### PROBLEM DESCRIPTION
Exclude the pictures; give every entry again exactly as written.

### RAW DATA
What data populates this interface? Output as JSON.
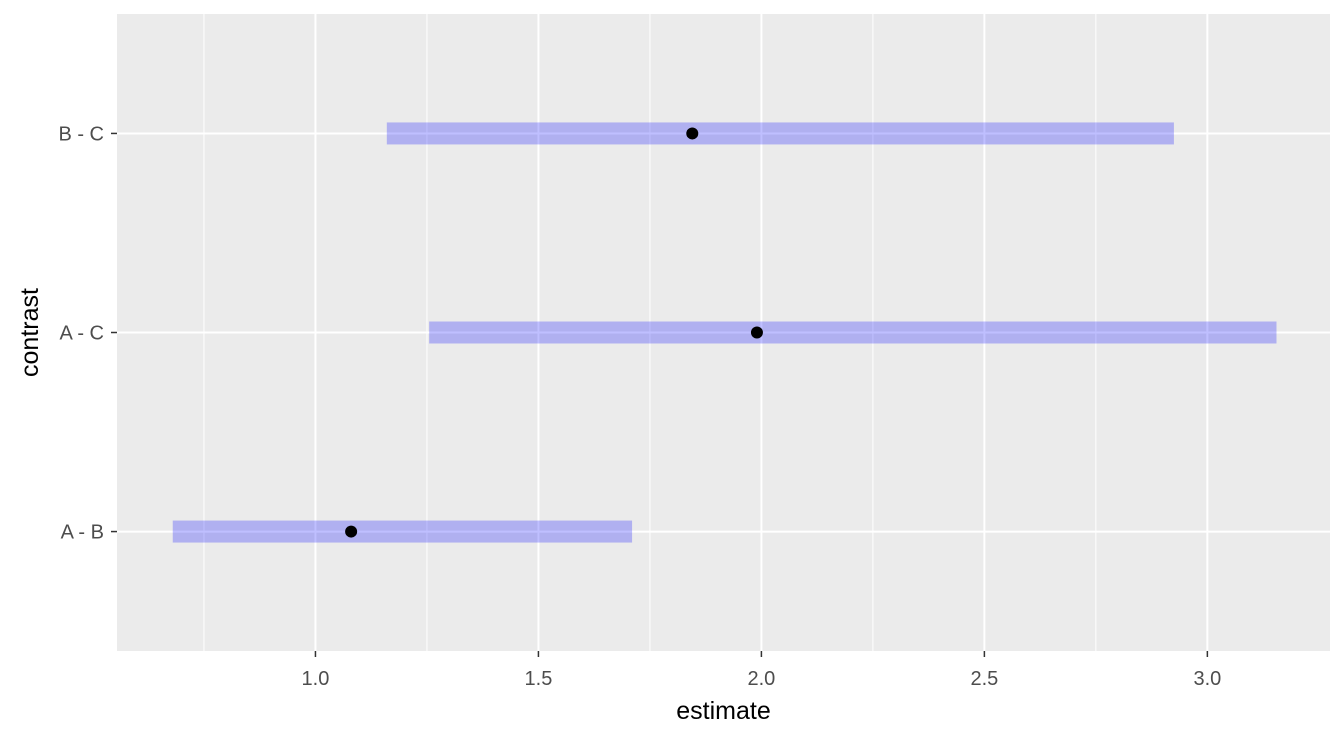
{
  "chart_data": {
    "type": "interval",
    "xlabel": "estimate",
    "ylabel": "contrast",
    "categories": [
      "A - B",
      "A - C",
      "B - C"
    ],
    "estimates": [
      1.08,
      1.99,
      1.845
    ],
    "lower": [
      0.68,
      1.255,
      1.16
    ],
    "upper": [
      1.71,
      3.155,
      2.925
    ],
    "xlim": [
      0.555,
      3.275
    ],
    "x_ticks": [
      1.0,
      1.5,
      2.0,
      2.5,
      3.0
    ],
    "x_tick_labels": [
      "1.0",
      "1.5",
      "2.0",
      "2.5",
      "3.0"
    ],
    "x_minor_ticks": [
      0.75,
      1.25,
      1.75,
      2.25,
      2.75
    ],
    "grid": true,
    "colors": {
      "panel_background": "#ebebeb",
      "grid_line": "#ffffff",
      "interval": "#0000ff",
      "interval_opacity": 0.25,
      "point": "#000000",
      "tick_mark": "#333333"
    }
  }
}
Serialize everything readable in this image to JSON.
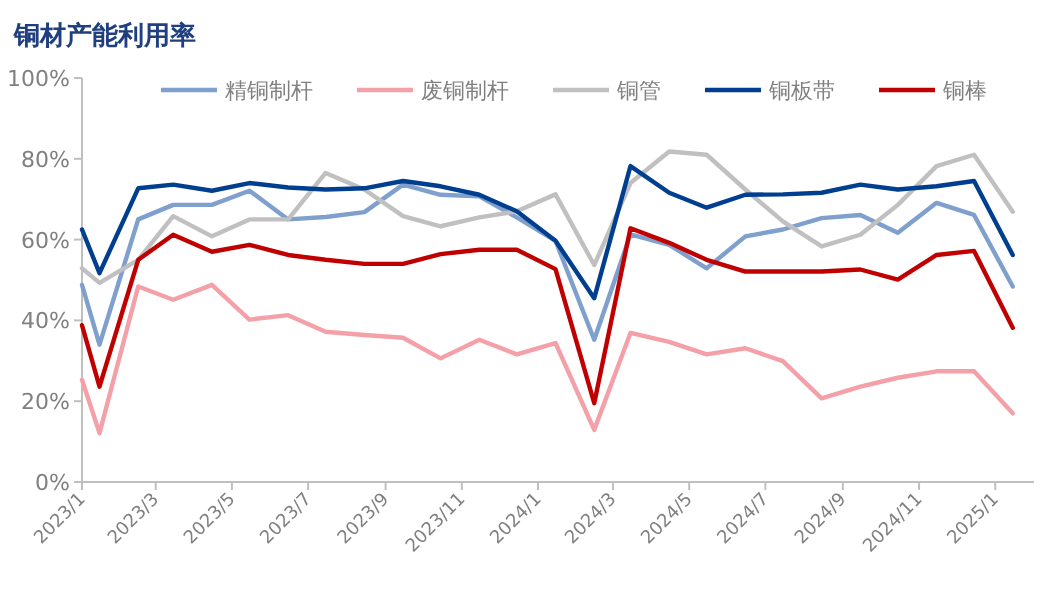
{
  "chart_data": {
    "type": "line",
    "title": "铜材产能利用率",
    "legend": "top",
    "x": [
      "2023-01-01",
      "2023-01-15",
      "2023-02-15",
      "2023-03-15",
      "2023-04-15",
      "2023-05-15",
      "2023-06-15",
      "2023-07-15",
      "2023-08-15",
      "2023-09-15",
      "2023-10-15",
      "2023-11-15",
      "2023-12-15",
      "2024-01-15",
      "2024-02-15",
      "2024-03-15",
      "2024-04-15",
      "2024-05-15",
      "2024-06-15",
      "2024-07-15",
      "2024-08-15",
      "2024-09-15",
      "2024-10-15",
      "2024-11-15",
      "2024-12-15",
      "2025-01-15"
    ],
    "series": [
      {
        "name": "精铜制杆",
        "color": "#7f9fcc",
        "values": [
          48.8,
          34.0,
          65.0,
          68.6,
          68.6,
          72.1,
          65.0,
          65.6,
          66.8,
          73.6,
          71.1,
          70.7,
          65.5,
          59.7,
          35.2,
          61.3,
          58.7,
          52.9,
          60.8,
          62.5,
          65.3,
          66.1,
          61.7,
          69.1,
          66.1,
          48.4
        ]
      },
      {
        "name": "废铜制杆",
        "color": "#f4a0a8",
        "values": [
          25.3,
          12.1,
          48.4,
          45.1,
          48.8,
          40.2,
          41.3,
          37.2,
          36.4,
          35.7,
          30.6,
          35.2,
          31.6,
          34.4,
          12.9,
          36.9,
          34.7,
          31.6,
          33.1,
          29.9,
          20.7,
          23.6,
          25.8,
          27.4,
          27.4,
          17.0
        ]
      },
      {
        "name": "铜管",
        "color": "#c0c0c0",
        "values": [
          52.9,
          49.3,
          55.0,
          65.8,
          60.8,
          65.0,
          65.0,
          76.5,
          72.4,
          65.8,
          63.3,
          65.5,
          67.0,
          71.2,
          53.7,
          74.0,
          81.8,
          81.0,
          72.4,
          64.5,
          58.3,
          61.2,
          68.6,
          78.2,
          81.0,
          66.9
        ]
      },
      {
        "name": "铜板带",
        "color": "#003f8f",
        "values": [
          62.5,
          51.7,
          72.7,
          73.6,
          72.1,
          74.0,
          72.9,
          72.4,
          72.7,
          74.5,
          73.2,
          71.1,
          67.0,
          59.7,
          45.5,
          78.2,
          71.6,
          67.9,
          71.1,
          71.2,
          71.6,
          73.6,
          72.4,
          73.2,
          74.5,
          56.2
        ]
      },
      {
        "name": "铜棒",
        "color": "#c00000",
        "values": [
          38.8,
          23.6,
          55.0,
          61.2,
          57.0,
          58.7,
          56.2,
          55.0,
          54.0,
          54.0,
          56.4,
          57.5,
          57.5,
          52.7,
          19.5,
          62.8,
          59.2,
          55.0,
          52.1,
          52.1,
          52.1,
          52.6,
          50.1,
          56.2,
          57.2,
          38.2
        ]
      }
    ],
    "xlim": [
      "2023-01-01",
      "2025-02-01"
    ],
    "xticks": [
      {
        "value": "2023-01-01",
        "label": "2023/1"
      },
      {
        "value": "2023-03-01",
        "label": "2023/3"
      },
      {
        "value": "2023-05-01",
        "label": "2023/5"
      },
      {
        "value": "2023-07-01",
        "label": "2023/7"
      },
      {
        "value": "2023-09-01",
        "label": "2023/9"
      },
      {
        "value": "2023-11-01",
        "label": "2023/11"
      },
      {
        "value": "2024-01-01",
        "label": "2024/1"
      },
      {
        "value": "2024-03-01",
        "label": "2024/3"
      },
      {
        "value": "2024-05-01",
        "label": "2024/5"
      },
      {
        "value": "2024-07-01",
        "label": "2024/7"
      },
      {
        "value": "2024-09-01",
        "label": "2024/9"
      },
      {
        "value": "2024-11-01",
        "label": "2024/11"
      },
      {
        "value": "2025-01-01",
        "label": "2025/1"
      }
    ],
    "ylim": [
      0,
      100
    ],
    "yticks": [
      {
        "value": 0,
        "label": "0%"
      },
      {
        "value": 20,
        "label": "20%"
      },
      {
        "value": 40,
        "label": "40%"
      },
      {
        "value": 60,
        "label": "60%"
      },
      {
        "value": 80,
        "label": "80%"
      },
      {
        "value": 100,
        "label": "100%"
      }
    ]
  }
}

### TASK ANSWER
What data populates this interface? Output as JSON.
{
  "chart_data": {
    "type": "interval",
    "xlabel": "estimate",
    "ylabel": "contrast",
    "categories": [
      "A - B",
      "A - C",
      "B - C"
    ],
    "estimates": [
      1.08,
      1.99,
      1.845
    ],
    "lower": [
      0.68,
      1.255,
      1.16
    ],
    "upper": [
      1.71,
      3.155,
      2.925
    ],
    "xlim": [
      0.555,
      3.275
    ],
    "x_ticks": [
      1.0,
      1.5,
      2.0,
      2.5,
      3.0
    ],
    "x_tick_labels": [
      "1.0",
      "1.5",
      "2.0",
      "2.5",
      "3.0"
    ],
    "x_minor_ticks": [
      0.75,
      1.25,
      1.75,
      2.25,
      2.75
    ],
    "grid": true,
    "colors": {
      "panel_background": "#ebebeb",
      "grid_line": "#ffffff",
      "interval": "#0000ff",
      "interval_opacity": 0.25,
      "point": "#000000",
      "tick_mark": "#333333"
    }
  }
}
Serialize everything readable in this image to JSON.
{
  "chart_data": {
    "type": "line",
    "title": "铜材产能利用率",
    "legend": "top",
    "x": [
      "2023-01-01",
      "2023-01-15",
      "2023-02-15",
      "2023-03-15",
      "2023-04-15",
      "2023-05-15",
      "2023-06-15",
      "2023-07-15",
      "2023-08-15",
      "2023-09-15",
      "2023-10-15",
      "2023-11-15",
      "2023-12-15",
      "2024-01-15",
      "2024-02-15",
      "2024-03-15",
      "2024-04-15",
      "2024-05-15",
      "2024-06-15",
      "2024-07-15",
      "2024-08-15",
      "2024-09-15",
      "2024-10-15",
      "2024-11-15",
      "2024-12-15",
      "2025-01-15"
    ],
    "series": [
      {
        "name": "精铜制杆",
        "color": "#7f9fcc",
        "values": [
          48.8,
          34.0,
          65.0,
          68.6,
          68.6,
          72.1,
          65.0,
          65.6,
          66.8,
          73.6,
          71.1,
          70.7,
          65.5,
          59.7,
          35.2,
          61.3,
          58.7,
          52.9,
          60.8,
          62.5,
          65.3,
          66.1,
          61.7,
          69.1,
          66.1,
          48.4
        ]
      },
      {
        "name": "废铜制杆",
        "color": "#f4a0a8",
        "values": [
          25.3,
          12.1,
          48.4,
          45.1,
          48.8,
          40.2,
          41.3,
          37.2,
          36.4,
          35.7,
          30.6,
          35.2,
          31.6,
          34.4,
          12.9,
          36.9,
          34.7,
          31.6,
          33.1,
          29.9,
          20.7,
          23.6,
          25.8,
          27.4,
          27.4,
          17.0
        ]
      },
      {
        "name": "铜管",
        "color": "#c0c0c0",
        "values": [
          52.9,
          49.3,
          55.0,
          65.8,
          60.8,
          65.0,
          65.0,
          76.5,
          72.4,
          65.8,
          63.3,
          65.5,
          67.0,
          71.2,
          53.7,
          74.0,
          81.8,
          81.0,
          72.4,
          64.5,
          58.3,
          61.2,
          68.6,
          78.2,
          81.0,
          66.9
        ]
      },
      {
        "name": "铜板带",
        "color": "#003f8f",
        "values": [
          62.5,
          51.7,
          72.7,
          73.6,
          72.1,
          74.0,
          72.9,
          72.4,
          72.7,
          74.5,
          73.2,
          71.1,
          67.0,
          59.7,
          45.5,
          78.2,
          71.6,
          67.9,
          71.1,
          71.2,
          71.6,
          73.6,
          72.4,
          73.2,
          74.5,
          56.2
        ]
      },
      {
        "name": "铜棒",
        "color": "#c00000",
        "values": [
          38.8,
          23.6,
          55.0,
          61.2,
          57.0,
          58.7,
          56.2,
          55.0,
          54.0,
          54.0,
          56.4,
          57.5,
          57.5,
          52.7,
          19.5,
          62.8,
          59.2,
          55.0,
          52.1,
          52.1,
          52.1,
          52.6,
          50.1,
          56.2,
          57.2,
          38.2
        ]
      }
    ],
    "xlim": [
      "2023-01-01",
      "2025-02-01"
    ],
    "xticks": [
      {
        "value": "2023-01-01",
        "label": "2023/1"
      },
      {
        "value": "2023-03-01",
        "label": "2023/3"
      },
      {
        "value": "2023-05-01",
        "label": "2023/5"
      },
      {
        "value": "2023-07-01",
        "label": "2023/7"
      },
      {
        "value": "2023-09-01",
        "label": "2023/9"
      },
      {
        "value": "2023-11-01",
        "label": "2023/11"
      },
      {
        "value": "2024-01-01",
        "label": "2024/1"
      },
      {
        "value": "2024-03-01",
        "label": "2024/3"
      },
      {
        "value": "2024-05-01",
        "label": "2024/5"
      },
      {
        "value": "2024-07-01",
        "label": "2024/7"
      },
      {
        "value": "2024-09-01",
        "label": "2024/9"
      },
      {
        "value": "2024-11-01",
        "label": "2024/11"
      },
      {
        "value": "2025-01-01",
        "label": "2025/1"
      }
    ],
    "ylim": [
      0,
      100
    ],
    "yticks": [
      {
        "value": 0,
        "label": "0%"
      },
      {
        "value": 20,
        "label": "20%"
      },
      {
        "value": 40,
        "label": "40%"
      },
      {
        "value": 60,
        "label": "60%"
      },
      {
        "value": 80,
        "label": "80%"
      },
      {
        "value": 100,
        "label": "100%"
      }
    ]
  }
}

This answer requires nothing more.